● **Task requirements**:
Please update the lines below, replacing "x-tick-label" with "x-axis-tick" and keeping everything else the same.

(Items from a dataset)
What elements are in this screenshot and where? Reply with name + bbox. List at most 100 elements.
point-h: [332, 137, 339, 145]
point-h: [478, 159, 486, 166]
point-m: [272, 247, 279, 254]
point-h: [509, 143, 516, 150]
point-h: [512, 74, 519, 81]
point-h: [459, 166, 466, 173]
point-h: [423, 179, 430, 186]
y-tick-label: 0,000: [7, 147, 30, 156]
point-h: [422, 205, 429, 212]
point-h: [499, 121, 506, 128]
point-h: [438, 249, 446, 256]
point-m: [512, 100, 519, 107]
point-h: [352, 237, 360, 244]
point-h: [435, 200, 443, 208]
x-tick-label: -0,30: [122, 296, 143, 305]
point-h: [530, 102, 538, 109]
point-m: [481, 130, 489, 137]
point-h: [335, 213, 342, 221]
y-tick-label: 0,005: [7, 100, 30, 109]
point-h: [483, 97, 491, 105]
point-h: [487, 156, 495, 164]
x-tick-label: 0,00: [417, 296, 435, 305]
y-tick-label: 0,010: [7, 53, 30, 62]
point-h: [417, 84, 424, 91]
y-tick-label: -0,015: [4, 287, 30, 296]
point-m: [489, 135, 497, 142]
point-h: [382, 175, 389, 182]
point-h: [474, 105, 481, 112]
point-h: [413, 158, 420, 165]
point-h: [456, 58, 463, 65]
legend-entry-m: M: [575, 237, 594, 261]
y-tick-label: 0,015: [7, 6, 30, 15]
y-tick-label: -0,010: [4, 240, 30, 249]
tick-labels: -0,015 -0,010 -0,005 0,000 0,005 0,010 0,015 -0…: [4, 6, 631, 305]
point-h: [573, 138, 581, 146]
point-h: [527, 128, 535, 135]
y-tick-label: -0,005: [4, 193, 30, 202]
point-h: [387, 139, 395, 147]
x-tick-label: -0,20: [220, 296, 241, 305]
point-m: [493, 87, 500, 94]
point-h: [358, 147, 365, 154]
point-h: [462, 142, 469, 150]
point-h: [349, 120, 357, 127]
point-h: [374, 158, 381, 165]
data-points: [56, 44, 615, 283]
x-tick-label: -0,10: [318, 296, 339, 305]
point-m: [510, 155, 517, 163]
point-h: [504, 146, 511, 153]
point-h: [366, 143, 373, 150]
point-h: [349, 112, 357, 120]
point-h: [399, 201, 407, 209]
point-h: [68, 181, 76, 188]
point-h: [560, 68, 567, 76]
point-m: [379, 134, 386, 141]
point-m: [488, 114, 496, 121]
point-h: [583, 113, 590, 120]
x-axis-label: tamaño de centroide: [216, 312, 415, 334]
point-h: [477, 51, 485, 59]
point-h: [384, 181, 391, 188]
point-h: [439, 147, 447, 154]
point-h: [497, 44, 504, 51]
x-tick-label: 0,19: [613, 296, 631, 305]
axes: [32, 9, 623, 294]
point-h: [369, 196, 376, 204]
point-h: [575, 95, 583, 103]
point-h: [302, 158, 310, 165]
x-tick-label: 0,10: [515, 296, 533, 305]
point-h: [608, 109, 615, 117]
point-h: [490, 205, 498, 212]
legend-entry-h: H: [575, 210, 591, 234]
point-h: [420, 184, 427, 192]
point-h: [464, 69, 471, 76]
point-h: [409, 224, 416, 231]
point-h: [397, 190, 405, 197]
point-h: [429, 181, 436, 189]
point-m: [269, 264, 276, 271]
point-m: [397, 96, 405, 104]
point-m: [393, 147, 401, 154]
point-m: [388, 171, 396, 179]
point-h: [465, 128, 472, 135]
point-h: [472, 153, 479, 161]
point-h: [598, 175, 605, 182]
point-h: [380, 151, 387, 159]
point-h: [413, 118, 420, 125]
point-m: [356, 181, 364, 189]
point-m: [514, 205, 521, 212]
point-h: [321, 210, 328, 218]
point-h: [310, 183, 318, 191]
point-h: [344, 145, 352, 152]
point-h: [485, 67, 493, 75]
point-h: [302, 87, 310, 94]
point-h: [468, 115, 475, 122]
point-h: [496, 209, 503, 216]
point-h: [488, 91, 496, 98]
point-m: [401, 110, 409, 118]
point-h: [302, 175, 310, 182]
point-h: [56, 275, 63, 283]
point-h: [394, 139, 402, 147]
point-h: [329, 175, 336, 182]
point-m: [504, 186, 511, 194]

● **Task result**:
What elements are in this screenshot and where? Reply with name + bbox. List at most 100 elements.
point-h: [332, 137, 339, 145]
point-h: [478, 159, 486, 166]
point-m: [272, 247, 279, 254]
point-h: [509, 143, 516, 150]
point-h: [512, 74, 519, 81]
point-h: [459, 166, 466, 173]
point-h: [423, 179, 430, 186]
y-tick-label: 0,000: [7, 147, 30, 156]
point-h: [422, 205, 429, 212]
point-h: [499, 121, 506, 128]
point-h: [438, 249, 446, 256]
point-m: [512, 100, 519, 107]
point-h: [352, 237, 360, 244]
point-h: [435, 200, 443, 208]
x-axis-tick: -0,30: [122, 296, 143, 305]
point-h: [530, 102, 538, 109]
point-m: [481, 130, 489, 137]
point-h: [335, 213, 342, 221]
y-tick-label: 0,005: [7, 100, 30, 109]
point-h: [483, 97, 491, 105]
point-h: [487, 156, 495, 164]
x-axis-tick: 0,00: [417, 296, 435, 305]
y-tick-label: 0,010: [7, 53, 30, 62]
point-h: [417, 84, 424, 91]
y-tick-label: -0,015: [4, 287, 30, 296]
point-m: [489, 135, 497, 142]
point-h: [382, 175, 389, 182]
point-h: [474, 105, 481, 112]
point-h: [413, 158, 420, 165]
point-h: [456, 58, 463, 65]
legend-entry-m: M: [575, 237, 594, 261]
y-tick-label: 0,015: [7, 6, 30, 15]
y-tick-label: -0,010: [4, 240, 30, 249]
tick-labels: -0,015 -0,010 -0,005 0,000 0,005 0,010 0,015 -0…: [4, 6, 631, 305]
point-h: [573, 138, 581, 146]
point-h: [527, 128, 535, 135]
y-tick-label: -0,005: [4, 193, 30, 202]
point-h: [387, 139, 395, 147]
x-axis-tick: -0,20: [220, 296, 241, 305]
point-m: [493, 87, 500, 94]
point-h: [358, 147, 365, 154]
point-h: [462, 142, 469, 150]
point-h: [349, 120, 357, 127]
point-h: [374, 158, 381, 165]
data-points: [56, 44, 615, 283]
x-axis-tick: -0,10: [318, 296, 339, 305]
point-m: [510, 155, 517, 163]
point-h: [504, 146, 511, 153]
point-h: [366, 143, 373, 150]
point-h: [349, 112, 357, 120]
point-h: [399, 201, 407, 209]
point-h: [68, 181, 76, 188]
point-h: [560, 68, 567, 76]
point-m: [379, 134, 386, 141]
point-m: [488, 114, 496, 121]
point-h: [583, 113, 590, 120]
x-axis-label: tamaño de centroide: [216, 312, 415, 334]
point-h: [477, 51, 485, 59]
point-h: [384, 181, 391, 188]
point-h: [439, 147, 447, 154]
point-h: [497, 44, 504, 51]
x-axis-tick: 0,19: [613, 296, 631, 305]
axes: [32, 9, 623, 294]
point-h: [369, 196, 376, 204]
point-h: [575, 95, 583, 103]
point-h: [302, 158, 310, 165]
x-axis-tick: 0,10: [515, 296, 533, 305]
point-h: [608, 109, 615, 117]
point-h: [490, 205, 498, 212]
legend-entry-h: H: [575, 210, 591, 234]
point-h: [420, 184, 427, 192]
point-h: [464, 69, 471, 76]
point-h: [409, 224, 416, 231]
point-h: [397, 190, 405, 197]
point-h: [429, 181, 436, 189]
point-m: [269, 264, 276, 271]
point-m: [397, 96, 405, 104]
point-m: [393, 147, 401, 154]
point-m: [388, 171, 396, 179]
point-h: [465, 128, 472, 135]
point-h: [472, 153, 479, 161]
point-h: [598, 175, 605, 182]
point-h: [380, 151, 387, 159]
point-h: [413, 118, 420, 125]
point-m: [356, 181, 364, 189]
point-m: [514, 205, 521, 212]
point-h: [321, 210, 328, 218]
point-h: [310, 183, 318, 191]
point-h: [344, 145, 352, 152]
point-h: [485, 67, 493, 75]
point-h: [302, 87, 310, 94]
point-h: [468, 115, 475, 122]
point-h: [496, 209, 503, 216]
point-h: [488, 91, 496, 98]
point-m: [401, 110, 409, 118]
point-h: [302, 175, 310, 182]
point-h: [56, 275, 63, 283]
point-h: [394, 139, 402, 147]
point-h: [329, 175, 336, 182]
point-m: [504, 186, 511, 194]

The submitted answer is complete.